## START Provided data
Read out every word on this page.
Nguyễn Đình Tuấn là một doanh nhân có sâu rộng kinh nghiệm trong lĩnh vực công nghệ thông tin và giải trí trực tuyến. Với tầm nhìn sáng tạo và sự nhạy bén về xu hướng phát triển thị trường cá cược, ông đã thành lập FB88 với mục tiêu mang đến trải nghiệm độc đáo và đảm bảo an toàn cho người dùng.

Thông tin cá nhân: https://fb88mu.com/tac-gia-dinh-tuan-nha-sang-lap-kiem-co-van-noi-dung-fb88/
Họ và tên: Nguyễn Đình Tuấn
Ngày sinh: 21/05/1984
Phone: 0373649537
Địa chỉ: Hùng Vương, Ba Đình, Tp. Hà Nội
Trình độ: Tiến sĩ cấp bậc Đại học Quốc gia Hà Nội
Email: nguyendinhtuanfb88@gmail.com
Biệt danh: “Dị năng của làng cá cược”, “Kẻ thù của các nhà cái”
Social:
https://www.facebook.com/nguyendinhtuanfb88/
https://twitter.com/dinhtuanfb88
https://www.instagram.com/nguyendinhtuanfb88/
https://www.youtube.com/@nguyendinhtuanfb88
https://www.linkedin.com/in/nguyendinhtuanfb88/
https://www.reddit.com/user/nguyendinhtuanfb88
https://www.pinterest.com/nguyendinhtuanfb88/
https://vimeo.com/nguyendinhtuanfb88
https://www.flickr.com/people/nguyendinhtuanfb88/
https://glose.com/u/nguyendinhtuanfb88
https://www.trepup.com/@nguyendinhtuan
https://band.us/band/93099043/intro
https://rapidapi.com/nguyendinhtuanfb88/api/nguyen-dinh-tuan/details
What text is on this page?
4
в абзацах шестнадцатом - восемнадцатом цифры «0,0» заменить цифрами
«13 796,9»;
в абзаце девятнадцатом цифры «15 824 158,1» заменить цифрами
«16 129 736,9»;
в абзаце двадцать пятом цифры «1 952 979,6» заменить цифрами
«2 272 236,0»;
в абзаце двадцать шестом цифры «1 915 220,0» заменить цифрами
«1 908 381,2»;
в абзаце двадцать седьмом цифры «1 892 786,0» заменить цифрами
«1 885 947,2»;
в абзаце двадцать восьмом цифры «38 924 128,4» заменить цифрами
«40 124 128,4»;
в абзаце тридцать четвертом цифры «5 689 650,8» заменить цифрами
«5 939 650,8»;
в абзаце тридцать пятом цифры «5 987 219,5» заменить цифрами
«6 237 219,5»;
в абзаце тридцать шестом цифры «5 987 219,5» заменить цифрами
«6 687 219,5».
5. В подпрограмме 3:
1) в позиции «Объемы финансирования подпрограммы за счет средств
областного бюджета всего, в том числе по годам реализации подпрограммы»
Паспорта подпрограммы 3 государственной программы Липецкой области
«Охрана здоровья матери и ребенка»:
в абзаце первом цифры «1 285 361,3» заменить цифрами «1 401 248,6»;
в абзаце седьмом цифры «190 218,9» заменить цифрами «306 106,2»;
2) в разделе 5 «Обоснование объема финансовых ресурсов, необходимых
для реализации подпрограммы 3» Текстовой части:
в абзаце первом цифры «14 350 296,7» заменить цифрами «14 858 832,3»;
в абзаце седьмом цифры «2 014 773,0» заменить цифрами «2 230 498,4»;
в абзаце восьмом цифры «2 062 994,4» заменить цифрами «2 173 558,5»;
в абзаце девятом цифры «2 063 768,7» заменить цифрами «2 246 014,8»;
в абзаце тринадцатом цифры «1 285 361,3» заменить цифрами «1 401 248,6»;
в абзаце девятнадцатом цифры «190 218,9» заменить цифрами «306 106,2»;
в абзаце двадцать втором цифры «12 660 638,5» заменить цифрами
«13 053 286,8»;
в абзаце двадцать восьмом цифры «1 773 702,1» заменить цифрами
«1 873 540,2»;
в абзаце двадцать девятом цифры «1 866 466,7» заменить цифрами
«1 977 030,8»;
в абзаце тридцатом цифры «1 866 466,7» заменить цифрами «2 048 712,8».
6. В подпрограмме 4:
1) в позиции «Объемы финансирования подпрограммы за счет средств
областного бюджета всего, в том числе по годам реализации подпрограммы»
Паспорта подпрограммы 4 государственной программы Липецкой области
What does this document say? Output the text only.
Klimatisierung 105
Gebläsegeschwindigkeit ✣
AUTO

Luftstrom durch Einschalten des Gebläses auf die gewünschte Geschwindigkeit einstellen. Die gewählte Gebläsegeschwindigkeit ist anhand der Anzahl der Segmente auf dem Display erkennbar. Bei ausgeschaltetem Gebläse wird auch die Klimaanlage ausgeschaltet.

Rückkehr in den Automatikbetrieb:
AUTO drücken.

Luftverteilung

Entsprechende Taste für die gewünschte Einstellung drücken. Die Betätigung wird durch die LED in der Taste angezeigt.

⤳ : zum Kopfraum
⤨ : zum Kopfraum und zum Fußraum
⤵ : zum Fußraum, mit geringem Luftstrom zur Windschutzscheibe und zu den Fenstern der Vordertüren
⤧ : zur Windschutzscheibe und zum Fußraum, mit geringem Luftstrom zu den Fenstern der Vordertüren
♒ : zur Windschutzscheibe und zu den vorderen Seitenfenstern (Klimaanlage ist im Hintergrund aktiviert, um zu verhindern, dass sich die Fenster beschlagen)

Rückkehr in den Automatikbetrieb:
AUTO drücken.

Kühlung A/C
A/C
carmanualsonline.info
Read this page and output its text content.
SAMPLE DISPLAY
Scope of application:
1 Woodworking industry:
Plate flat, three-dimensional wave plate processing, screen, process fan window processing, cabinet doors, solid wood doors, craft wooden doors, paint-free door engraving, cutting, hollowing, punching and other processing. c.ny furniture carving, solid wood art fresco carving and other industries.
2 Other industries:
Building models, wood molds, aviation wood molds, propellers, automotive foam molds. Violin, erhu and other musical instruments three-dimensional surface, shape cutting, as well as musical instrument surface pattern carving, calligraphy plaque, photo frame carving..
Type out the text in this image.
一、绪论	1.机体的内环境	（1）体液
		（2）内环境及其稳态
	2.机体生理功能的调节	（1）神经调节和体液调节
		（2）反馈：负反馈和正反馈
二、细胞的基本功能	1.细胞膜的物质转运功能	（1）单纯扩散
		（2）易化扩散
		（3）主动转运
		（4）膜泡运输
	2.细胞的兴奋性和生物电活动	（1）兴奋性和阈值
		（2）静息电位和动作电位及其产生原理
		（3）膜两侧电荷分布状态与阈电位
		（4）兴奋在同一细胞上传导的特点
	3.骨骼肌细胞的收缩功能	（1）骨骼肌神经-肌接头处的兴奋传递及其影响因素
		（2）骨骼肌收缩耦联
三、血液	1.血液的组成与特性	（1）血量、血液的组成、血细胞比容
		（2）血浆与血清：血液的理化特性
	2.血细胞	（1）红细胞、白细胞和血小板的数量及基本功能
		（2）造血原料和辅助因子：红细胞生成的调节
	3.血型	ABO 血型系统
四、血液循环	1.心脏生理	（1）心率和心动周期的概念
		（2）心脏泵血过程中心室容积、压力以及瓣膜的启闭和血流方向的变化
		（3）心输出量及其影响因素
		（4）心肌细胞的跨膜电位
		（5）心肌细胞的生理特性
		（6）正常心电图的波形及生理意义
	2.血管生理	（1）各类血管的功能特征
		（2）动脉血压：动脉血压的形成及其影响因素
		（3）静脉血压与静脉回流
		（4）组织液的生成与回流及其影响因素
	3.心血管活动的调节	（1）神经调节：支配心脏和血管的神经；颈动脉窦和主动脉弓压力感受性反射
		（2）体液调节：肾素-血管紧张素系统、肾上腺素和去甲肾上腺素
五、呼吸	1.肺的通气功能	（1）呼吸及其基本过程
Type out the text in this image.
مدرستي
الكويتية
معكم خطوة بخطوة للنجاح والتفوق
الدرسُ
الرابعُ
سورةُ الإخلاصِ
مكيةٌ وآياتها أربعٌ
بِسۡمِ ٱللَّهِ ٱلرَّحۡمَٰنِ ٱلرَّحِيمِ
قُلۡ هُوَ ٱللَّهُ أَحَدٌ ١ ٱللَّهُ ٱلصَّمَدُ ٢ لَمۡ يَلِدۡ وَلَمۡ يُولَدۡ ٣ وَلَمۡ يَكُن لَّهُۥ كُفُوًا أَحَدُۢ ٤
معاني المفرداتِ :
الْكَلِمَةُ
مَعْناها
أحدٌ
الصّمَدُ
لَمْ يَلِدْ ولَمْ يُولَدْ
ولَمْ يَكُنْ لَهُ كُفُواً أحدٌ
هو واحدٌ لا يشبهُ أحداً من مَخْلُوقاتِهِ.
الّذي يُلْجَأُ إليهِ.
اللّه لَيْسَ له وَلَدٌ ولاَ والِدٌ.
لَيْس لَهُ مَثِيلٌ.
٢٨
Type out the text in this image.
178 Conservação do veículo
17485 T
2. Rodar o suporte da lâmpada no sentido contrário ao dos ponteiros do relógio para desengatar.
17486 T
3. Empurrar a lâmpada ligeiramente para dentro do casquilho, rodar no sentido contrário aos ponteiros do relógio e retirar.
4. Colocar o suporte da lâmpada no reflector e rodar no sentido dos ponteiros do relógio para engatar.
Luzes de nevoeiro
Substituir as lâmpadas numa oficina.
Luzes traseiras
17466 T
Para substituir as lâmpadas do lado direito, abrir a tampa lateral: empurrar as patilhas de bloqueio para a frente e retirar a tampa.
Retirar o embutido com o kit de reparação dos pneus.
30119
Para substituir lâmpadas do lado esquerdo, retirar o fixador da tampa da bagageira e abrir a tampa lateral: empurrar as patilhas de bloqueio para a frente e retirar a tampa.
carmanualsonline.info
## END Provided data
_What to work on_
Show every line in the records above that contains the word "шестом".

_Response_
в абзаце двадцать шестом цифры «1 915 220,0» заменить цифрами
в абзаце тридцать шестом цифры «5 987 219,5» заменить цифрами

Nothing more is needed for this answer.